** start Information shown **

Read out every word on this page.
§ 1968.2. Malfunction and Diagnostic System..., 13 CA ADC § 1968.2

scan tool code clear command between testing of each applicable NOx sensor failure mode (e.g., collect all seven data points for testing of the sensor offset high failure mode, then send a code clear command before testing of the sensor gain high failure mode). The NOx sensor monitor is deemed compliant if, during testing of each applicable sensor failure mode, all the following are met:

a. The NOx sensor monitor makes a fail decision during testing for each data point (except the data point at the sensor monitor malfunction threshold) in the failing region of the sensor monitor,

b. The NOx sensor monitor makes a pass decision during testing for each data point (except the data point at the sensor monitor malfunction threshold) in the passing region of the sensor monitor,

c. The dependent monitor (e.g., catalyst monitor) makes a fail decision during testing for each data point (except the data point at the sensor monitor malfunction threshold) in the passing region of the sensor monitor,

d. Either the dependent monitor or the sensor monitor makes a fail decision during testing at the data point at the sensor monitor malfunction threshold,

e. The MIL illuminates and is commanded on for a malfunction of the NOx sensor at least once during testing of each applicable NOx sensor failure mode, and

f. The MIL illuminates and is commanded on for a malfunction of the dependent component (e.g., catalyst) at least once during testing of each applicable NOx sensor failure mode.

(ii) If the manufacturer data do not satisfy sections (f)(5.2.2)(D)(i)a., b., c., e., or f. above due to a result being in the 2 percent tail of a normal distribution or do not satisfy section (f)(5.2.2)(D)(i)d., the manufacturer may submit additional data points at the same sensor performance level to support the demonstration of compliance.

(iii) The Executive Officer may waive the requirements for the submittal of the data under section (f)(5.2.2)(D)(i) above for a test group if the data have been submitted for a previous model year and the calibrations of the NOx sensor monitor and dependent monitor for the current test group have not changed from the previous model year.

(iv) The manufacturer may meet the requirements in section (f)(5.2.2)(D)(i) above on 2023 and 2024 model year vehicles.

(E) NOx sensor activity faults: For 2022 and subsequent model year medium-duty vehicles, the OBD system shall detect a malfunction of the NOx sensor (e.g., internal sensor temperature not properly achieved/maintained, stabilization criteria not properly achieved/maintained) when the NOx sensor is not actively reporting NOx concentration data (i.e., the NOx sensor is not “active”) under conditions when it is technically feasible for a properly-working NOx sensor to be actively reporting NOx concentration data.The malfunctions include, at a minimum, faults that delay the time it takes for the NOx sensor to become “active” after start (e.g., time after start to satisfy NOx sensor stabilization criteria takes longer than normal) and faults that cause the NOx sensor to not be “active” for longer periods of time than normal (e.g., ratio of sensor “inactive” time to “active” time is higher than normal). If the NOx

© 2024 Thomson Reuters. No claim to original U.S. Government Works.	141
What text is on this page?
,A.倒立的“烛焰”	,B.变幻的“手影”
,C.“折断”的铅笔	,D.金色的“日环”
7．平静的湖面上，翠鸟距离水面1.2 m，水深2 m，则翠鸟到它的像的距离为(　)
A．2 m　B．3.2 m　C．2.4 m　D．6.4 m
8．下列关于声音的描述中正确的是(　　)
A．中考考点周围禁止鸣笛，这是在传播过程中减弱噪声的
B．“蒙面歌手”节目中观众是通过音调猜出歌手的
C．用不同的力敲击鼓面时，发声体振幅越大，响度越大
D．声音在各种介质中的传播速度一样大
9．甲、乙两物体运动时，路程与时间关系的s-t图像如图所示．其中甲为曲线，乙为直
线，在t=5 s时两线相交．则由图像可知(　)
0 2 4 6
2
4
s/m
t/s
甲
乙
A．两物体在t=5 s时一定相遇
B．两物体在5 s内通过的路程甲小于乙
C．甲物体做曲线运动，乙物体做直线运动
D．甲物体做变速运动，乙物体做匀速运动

** end Information shown **

• Problem requirements:
From the preceding material, extract every line exactly.

• Solution:
Read out every word on this page.
§ 1968.2. Malfunction and Diagnostic System..., 13 CA ADC § 1968.2

scan tool code clear command between testing of each applicable NOx sensor failure mode (e.g., collect all seven data points for testing of the sensor offset high failure mode, then send a code clear command before testing of the sensor gain high failure mode). The NOx sensor monitor is deemed compliant if, during testing of each applicable sensor failure mode, all the following are met:

a. The NOx sensor monitor makes a fail decision during testing for each data point (except the data point at the sensor monitor malfunction threshold) in the failing region of the sensor monitor,

b. The NOx sensor monitor makes a pass decision during testing for each data point (except the data point at the sensor monitor malfunction threshold) in the passing region of the sensor monitor,

c. The dependent monitor (e.g., catalyst monitor) makes a fail decision during testing for each data point (except the data point at the sensor monitor malfunction threshold) in the passing region of the sensor monitor,

d. Either the dependent monitor or the sensor monitor makes a fail decision during testing at the data point at the sensor monitor malfunction threshold,

e. The MIL illuminates and is commanded on for a malfunction of the NOx sensor at least once during testing of each applicable NOx sensor failure mode, and

f. The MIL illuminates and is commanded on for a malfunction of the dependent component (e.g., catalyst) at least once during testing of each applicable NOx sensor failure mode.

(ii) If the manufacturer data do not satisfy sections (f)(5.2.2)(D)(i)a., b., c., e., or f. above due to a result being in the 2 percent tail of a normal distribution or do not satisfy section (f)(5.2.2)(D)(i)d., the manufacturer may submit additional data points at the same sensor performance level to support the demonstration of compliance.

(iii) The Executive Officer may waive the requirements for the submittal of the data under section (f)(5.2.2)(D)(i) above for a test group if the data have been submitted for a previous model year and the calibrations of the NOx sensor monitor and dependent monitor for the current test group have not changed from the previous model year.

(iv) The manufacturer may meet the requirements in section (f)(5.2.2)(D)(i) above on 2023 and 2024 model year vehicles.

(E) NOx sensor activity faults: For 2022 and subsequent model year medium-duty vehicles, the OBD system shall detect a malfunction of the NOx sensor (e.g., internal sensor temperature not properly achieved/maintained, stabilization criteria not properly achieved/maintained) when the NOx sensor is not actively reporting NOx concentration data (i.e., the NOx sensor is not “active”) under conditions when it is technically feasible for a properly-working NOx sensor to be actively reporting NOx concentration data.The malfunctions include, at a minimum, faults that delay the time it takes for the NOx sensor to become “active” after start (e.g., time after start to satisfy NOx sensor stabilization criteria takes longer than normal) and faults that cause the NOx sensor to not be “active” for longer periods of time than normal (e.g., ratio of sensor “inactive” time to “active” time is higher than normal). If the NOx

© 2024 Thomson Reuters. No claim to original U.S. Government Works.	141
What text is on this page?
,A.倒立的“烛焰”	,B.变幻的“手影”
,C.“折断”的铅笔	,D.金色的“日环”
7．平静的湖面上，翠鸟距离水面1.2 m，水深2 m，则翠鸟到它的像的距离为(　)
A．2 m　B．3.2 m　C．2.4 m　D．6.4 m
8．下列关于声音的描述中正确的是(　　)
A．中考考点周围禁止鸣笛，这是在传播过程中减弱噪声的
B．“蒙面歌手”节目中观众是通过音调猜出歌手的
C．用不同的力敲击鼓面时，发声体振幅越大，响度越大
D．声音在各种介质中的传播速度一样大
9．甲、乙两物体运动时，路程与时间关系的s-t图像如图所示．其中甲为曲线，乙为直
线，在t=5 s时两线相交．则由图像可知(　)
0 2 4 6
2
4
s/m
t/s
甲
乙
A．两物体在t=5 s时一定相遇
B．两物体在5 s内通过的路程甲小于乙
C．甲物体做曲线运动，乙物体做直线运动
D．甲物体做变速运动，乙物体做匀速运动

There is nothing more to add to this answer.